§ **GIVEN EXERCISE**: Give the listing again exactly, omitting its images.
━━━━━ EXTRACTED ENTRIES
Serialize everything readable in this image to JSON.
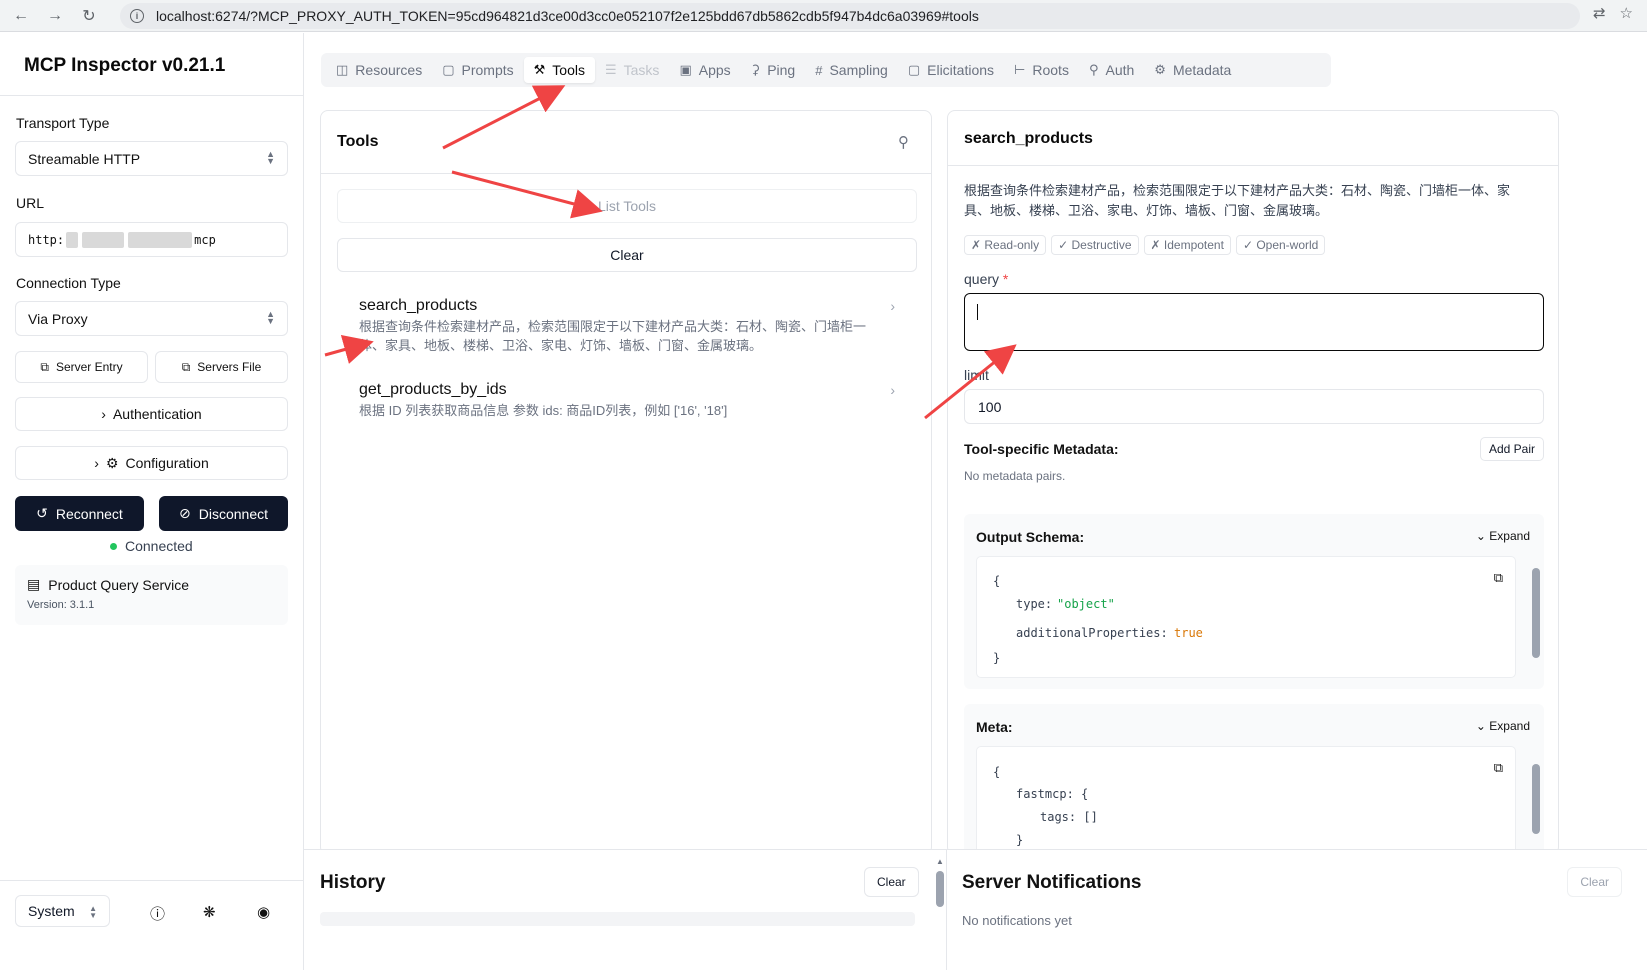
{
  "browser": {
    "url": "localhost:6274/?MCP_PROXY_AUTH_TOKEN=95cd964821d3ce00d3cc0e052107f2e125bdd67db5862cdb5f947b4dc6a03969#tools"
  },
  "sidebar": {
    "app_title": "MCP Inspector v0.21.1",
    "transport_label": "Transport Type",
    "transport_value": "Streamable HTTP",
    "url_label": "URL",
    "url_prefix": "http:",
    "url_suffix": "mcp",
    "connection_label": "Connection Type",
    "connection_value": "Via Proxy",
    "server_entry_label": "Server Entry",
    "servers_file_label": "Servers File",
    "authentication_label": "Authentication",
    "configuration_label": "Configuration",
    "reconnect_label": "Reconnect",
    "disconnect_label": "Disconnect",
    "status_text": "Connected",
    "server_name": "Product Query Service",
    "server_version": "Version: 3.1.1",
    "theme_value": "System"
  },
  "tabs": [
    {
      "label": "Resources",
      "icon": "file-icon",
      "state": "normal"
    },
    {
      "label": "Prompts",
      "icon": "message-icon",
      "state": "normal"
    },
    {
      "label": "Tools",
      "icon": "hammer-icon",
      "state": "active"
    },
    {
      "label": "Tasks",
      "icon": "list-icon",
      "state": "disabled"
    },
    {
      "label": "Apps",
      "icon": "window-icon",
      "state": "normal"
    },
    {
      "label": "Ping",
      "icon": "bell-icon",
      "state": "normal"
    },
    {
      "label": "Sampling",
      "icon": "hash-icon",
      "state": "normal"
    },
    {
      "label": "Elicitations",
      "icon": "message-icon",
      "state": "normal"
    },
    {
      "label": "Roots",
      "icon": "folder-tree-icon",
      "state": "normal"
    },
    {
      "label": "Auth",
      "icon": "key-icon",
      "state": "normal"
    },
    {
      "label": "Metadata",
      "icon": "gear-icon",
      "state": "normal"
    }
  ],
  "tools_panel": {
    "title": "Tools",
    "list_tools_label": "List Tools",
    "clear_label": "Clear",
    "tools": [
      {
        "name": "search_products",
        "description": "根据查询条件检索建材产品，检索范围限定于以下建材产品大类：石材、陶瓷、门墙柜一体、家具、地板、楼梯、卫浴、家电、灯饰、墙板、门窗、金属玻璃。"
      },
      {
        "name": "get_products_by_ids",
        "description": "根据 ID 列表获取商品信息 参数 ids: 商品ID列表，例如 ['16', '18']"
      }
    ]
  },
  "detail_panel": {
    "title": "search_products",
    "description": "根据查询条件检索建材产品，检索范围限定于以下建材产品大类：石材、陶瓷、门墙柜一体、家具、地板、楼梯、卫浴、家电、灯饰、墙板、门窗、金属玻璃。",
    "badges": [
      "✗ Read-only",
      "✓ Destructive",
      "✗ Idempotent",
      "✓ Open-world"
    ],
    "query_label": "query",
    "query_required_mark": "*",
    "query_value": "",
    "limit_label": "limit",
    "limit_value": "100",
    "metadata_title": "Tool-specific Metadata:",
    "add_pair_label": "Add Pair",
    "no_metadata_text": "No metadata pairs.",
    "output_schema": {
      "title": "Output Schema:",
      "expand_label": "Expand",
      "open_brace": "{",
      "type_key": "type:",
      "type_value": "\"object\"",
      "additional_key": "additionalProperties:",
      "additional_value": "true",
      "close_brace": "}"
    },
    "meta": {
      "title": "Meta:",
      "expand_label": "Expand",
      "open_brace": "{",
      "fastmcp_key": "fastmcp: {",
      "tags_line": "tags: []",
      "close_inner": "}"
    }
  },
  "history": {
    "title": "History",
    "clear_label": "Clear"
  },
  "notifications": {
    "title": "Server Notifications",
    "clear_label": "Clear",
    "empty_text": "No notifications yet"
  },
  "colors": {
    "accent_dark": "#0f172a",
    "connected": "#22c55e",
    "annotation_arrow": "#ef4444",
    "json_string": "#16a34a",
    "json_bool": "#d97706"
  }
}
━━━━━━━━━━
§ **SOLVED EXERCISE**:
Serialize everything readable in this image to JSON.
{
  "browser": {
    "url": "localhost:6274/?MCP_PROXY_AUTH_TOKEN=95cd964821d3ce00d3cc0e052107f2e125bdd67db5862cdb5f947b4dc6a03969#tools"
  },
  "sidebar": {
    "app_title": "MCP Inspector v0.21.1",
    "transport_label": "Transport Type",
    "transport_value": "Streamable HTTP",
    "url_label": "URL",
    "url_prefix": "http:",
    "url_suffix": "mcp",
    "connection_label": "Connection Type",
    "connection_value": "Via Proxy",
    "server_entry_label": "Server Entry",
    "servers_file_label": "Servers File",
    "authentication_label": "Authentication",
    "configuration_label": "Configuration",
    "reconnect_label": "Reconnect",
    "disconnect_label": "Disconnect",
    "status_text": "Connected",
    "server_name": "Product Query Service",
    "server_version": "Version: 3.1.1",
    "theme_value": "System"
  },
  "tabs": [
    {
      "label": "Resources",
      "icon": "file-icon",
      "state": "normal"
    },
    {
      "label": "Prompts",
      "icon": "message-icon",
      "state": "normal"
    },
    {
      "label": "Tools",
      "icon": "hammer-icon",
      "state": "active"
    },
    {
      "label": "Tasks",
      "icon": "list-icon",
      "state": "disabled"
    },
    {
      "label": "Apps",
      "icon": "window-icon",
      "state": "normal"
    },
    {
      "label": "Ping",
      "icon": "bell-icon",
      "state": "normal"
    },
    {
      "label": "Sampling",
      "icon": "hash-icon",
      "state": "normal"
    },
    {
      "label": "Elicitations",
      "icon": "message-icon",
      "state": "normal"
    },
    {
      "label": "Roots",
      "icon": "folder-tree-icon",
      "state": "normal"
    },
    {
      "label": "Auth",
      "icon": "key-icon",
      "state": "normal"
    },
    {
      "label": "Metadata",
      "icon": "gear-icon",
      "state": "normal"
    }
  ],
  "tools_panel": {
    "title": "Tools",
    "list_tools_label": "List Tools",
    "clear_label": "Clear",
    "tools": [
      {
        "name": "search_products",
        "description": "根据查询条件检索建材产品，检索范围限定于以下建材产品大类：石材、陶瓷、门墙柜一体、家具、地板、楼梯、卫浴、家电、灯饰、墙板、门窗、金属玻璃。"
      },
      {
        "name": "get_products_by_ids",
        "description": "根据 ID 列表获取商品信息 参数 ids: 商品ID列表，例如 ['16', '18']"
      }
    ]
  },
  "detail_panel": {
    "title": "search_products",
    "description": "根据查询条件检索建材产品，检索范围限定于以下建材产品大类：石材、陶瓷、门墙柜一体、家具、地板、楼梯、卫浴、家电、灯饰、墙板、门窗、金属玻璃。",
    "badges": [
      "✗ Read-only",
      "✓ Destructive",
      "✗ Idempotent",
      "✓ Open-world"
    ],
    "query_label": "query",
    "query_required_mark": "*",
    "query_value": "",
    "limit_label": "limit",
    "limit_value": "100",
    "metadata_title": "Tool-specific Metadata:",
    "add_pair_label": "Add Pair",
    "no_metadata_text": "No metadata pairs.",
    "output_schema": {
      "title": "Output Schema:",
      "expand_label": "Expand",
      "open_brace": "{",
      "type_key": "type:",
      "type_value": "\"object\"",
      "additional_key": "additionalProperties:",
      "additional_value": "true",
      "close_brace": "}"
    },
    "meta": {
      "title": "Meta:",
      "expand_label": "Expand",
      "open_brace": "{",
      "fastmcp_key": "fastmcp: {",
      "tags_line": "tags: []",
      "close_inner": "}"
    }
  },
  "history": {
    "title": "History",
    "clear_label": "Clear"
  },
  "notifications": {
    "title": "Server Notifications",
    "clear_label": "Clear",
    "empty_text": "No notifications yet"
  },
  "colors": {
    "accent_dark": "#0f172a",
    "connected": "#22c55e",
    "annotation_arrow": "#ef4444",
    "json_string": "#16a34a",
    "json_bool": "#d97706"
  }
}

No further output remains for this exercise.